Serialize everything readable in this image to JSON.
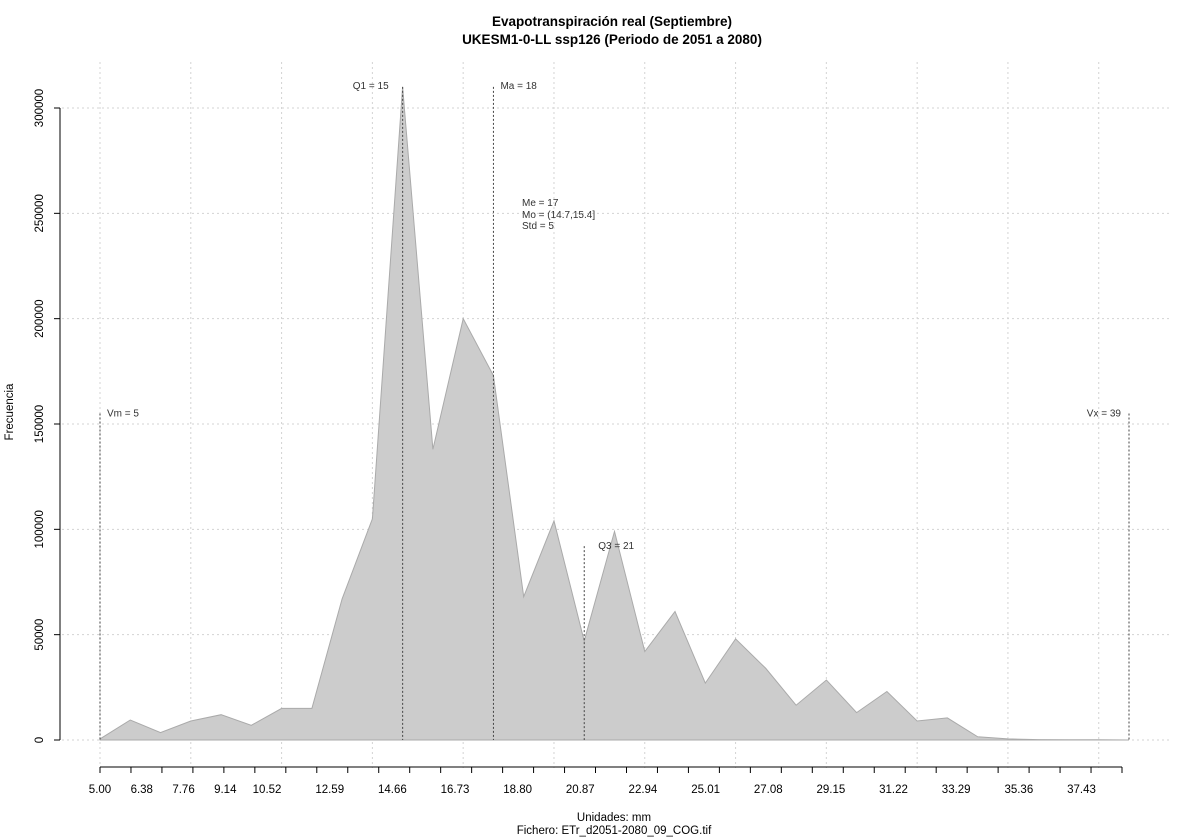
{
  "chart_data": {
    "type": "area",
    "title": "Evapotranspiración real (Septiembre)",
    "subtitle": "UKESM1-0-LL ssp126 (Periodo de 2051 a 2080)",
    "xlabel": "Unidades: mm",
    "caption": "Fichero: ETr_d2051-2080_09_COG.tif",
    "ylabel": "Frecuencia",
    "xlim": [
      5.0,
      39.0
    ],
    "ylim": [
      0,
      310000
    ],
    "grid": true,
    "x_tick_values": [
      5.0,
      6.38,
      7.76,
      9.14,
      10.52,
      12.59,
      14.66,
      16.73,
      18.8,
      20.87,
      22.94,
      25.01,
      27.08,
      29.15,
      31.22,
      33.29,
      35.36,
      37.43
    ],
    "x_tick_labels": [
      "5.00",
      "6.38",
      "7.76",
      "9.14",
      "10.52",
      "12.59",
      "14.66",
      "16.73",
      "18.80",
      "20.87",
      "22.94",
      "25.01",
      "27.08",
      "29.15",
      "31.22",
      "33.29",
      "35.36",
      "37.43"
    ],
    "y_ticks": [
      0,
      50000,
      100000,
      150000,
      200000,
      250000,
      300000
    ],
    "y_tick_labels": [
      "0",
      "50000",
      "100000",
      "150000",
      "200000",
      "250000",
      "300000"
    ],
    "x": [
      5.0,
      6.0,
      7.0,
      8.0,
      9.0,
      10.0,
      11.0,
      12.0,
      13.0,
      14.0,
      15.0,
      16.0,
      17.0,
      18.0,
      19.0,
      20.0,
      21.0,
      22.0,
      23.0,
      24.0,
      25.0,
      26.0,
      27.0,
      28.0,
      29.0,
      30.0,
      31.0,
      32.0,
      33.0,
      34.0,
      35.0,
      36.0,
      37.0,
      38.0,
      39.0
    ],
    "y": [
      500,
      9500,
      3500,
      9000,
      12000,
      7000,
      15000,
      15000,
      67000,
      105000,
      310000,
      138000,
      200000,
      173000,
      68000,
      104000,
      47000,
      99000,
      42000,
      61000,
      27000,
      48000,
      34000,
      16500,
      28500,
      13000,
      23000,
      9000,
      10500,
      1500,
      500,
      200,
      100,
      100,
      0
    ],
    "markers": [
      {
        "label": "Vm = 5",
        "x": 5.0,
        "top": 155000
      },
      {
        "label": "Q1 = 15",
        "x": 15.0,
        "top": 310000
      },
      {
        "label": "Ma = 18",
        "x": 18.0,
        "top": 310000
      },
      {
        "label": "Q3 = 21",
        "x": 21.0,
        "top": 92000
      },
      {
        "label": "Vx = 39",
        "x": 39.0,
        "top": 155000
      }
    ],
    "stats": [
      "Me = 17",
      "Mo = (14.7,15.4]",
      "Std = 5"
    ]
  }
}
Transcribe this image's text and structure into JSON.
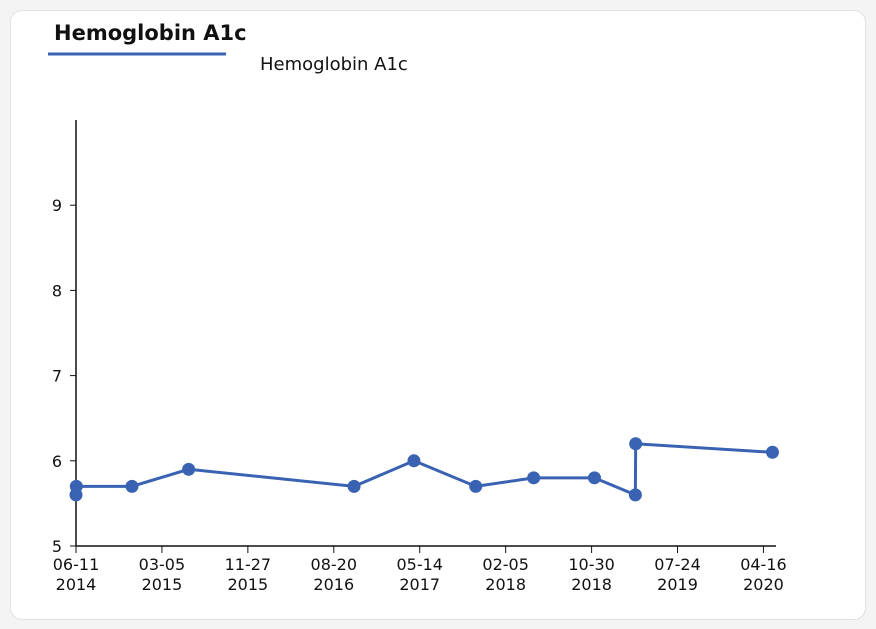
{
  "chart_data": {
    "type": "line",
    "title": "Hemoglobin A1c",
    "series": [
      {
        "name": "Hemoglobin A1c",
        "color": "#3a62b2",
        "x": [
          "2014-06-11",
          "2014-06-12",
          "2014-12-02",
          "2015-05-27",
          "2016-10-22",
          "2017-04-26",
          "2017-11-04",
          "2018-05-03",
          "2018-11-08",
          "2019-03-15",
          "2019-03-16",
          "2020-05-14"
        ],
        "values": [
          5.6,
          5.7,
          5.7,
          5.9,
          5.7,
          6.0,
          5.7,
          5.8,
          5.8,
          5.6,
          6.2,
          6.1
        ]
      }
    ],
    "xlim": [
      "2014-06-11",
      "2020-05-25"
    ],
    "xticks": [
      {
        "value": "2014-06-11",
        "label": [
          "06-11",
          "2014"
        ]
      },
      {
        "value": "2015-03-05",
        "label": [
          "03-05",
          "2015"
        ]
      },
      {
        "value": "2015-11-27",
        "label": [
          "11-27",
          "2015"
        ]
      },
      {
        "value": "2016-08-20",
        "label": [
          "08-20",
          "2016"
        ]
      },
      {
        "value": "2017-05-14",
        "label": [
          "05-14",
          "2017"
        ]
      },
      {
        "value": "2018-02-05",
        "label": [
          "02-05",
          "2018"
        ]
      },
      {
        "value": "2018-10-30",
        "label": [
          "10-30",
          "2018"
        ]
      },
      {
        "value": "2019-07-24",
        "label": [
          "07-24",
          "2019"
        ]
      },
      {
        "value": "2020-04-16",
        "label": [
          "04-16",
          "2020"
        ]
      }
    ],
    "ylim": [
      5,
      10
    ],
    "yticks": [
      5,
      6,
      7,
      8,
      9
    ],
    "grid": false
  }
}
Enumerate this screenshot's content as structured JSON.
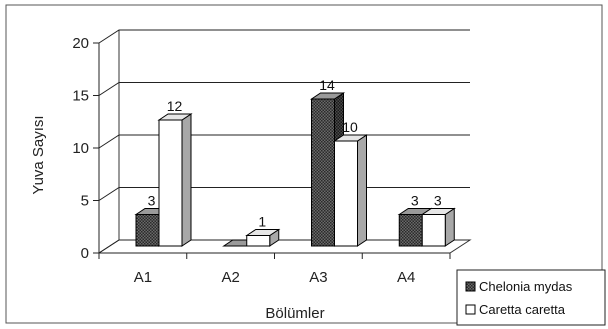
{
  "chart_data": {
    "type": "bar",
    "title": "",
    "xlabel": "Bölümler",
    "ylabel": "Yuva Sayısı",
    "categories": [
      "A1",
      "A2",
      "A3",
      "A4"
    ],
    "series": [
      {
        "name": "Chelonia mydas",
        "values": [
          3,
          0,
          14,
          3
        ],
        "labels": [
          "3",
          "",
          "14",
          "3"
        ]
      },
      {
        "name": "Caretta caretta",
        "values": [
          12,
          1,
          10,
          3
        ],
        "labels": [
          "12",
          "1",
          "10",
          "3"
        ]
      }
    ],
    "ylim": [
      0,
      20
    ],
    "yticks": [
      0,
      5,
      10,
      15,
      20
    ],
    "grid": true,
    "legend": "bottom-right",
    "colors": {
      "Chelonia mydas": "#555555",
      "Caretta caretta": "#ffffff",
      "outline": "#000000"
    }
  }
}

Objective: In the records above, find each line that holds the word "Caretta"; copy all such lines.

Finished answer:
        "name": "Caretta caretta",
      "Caretta caretta": "#ffffff",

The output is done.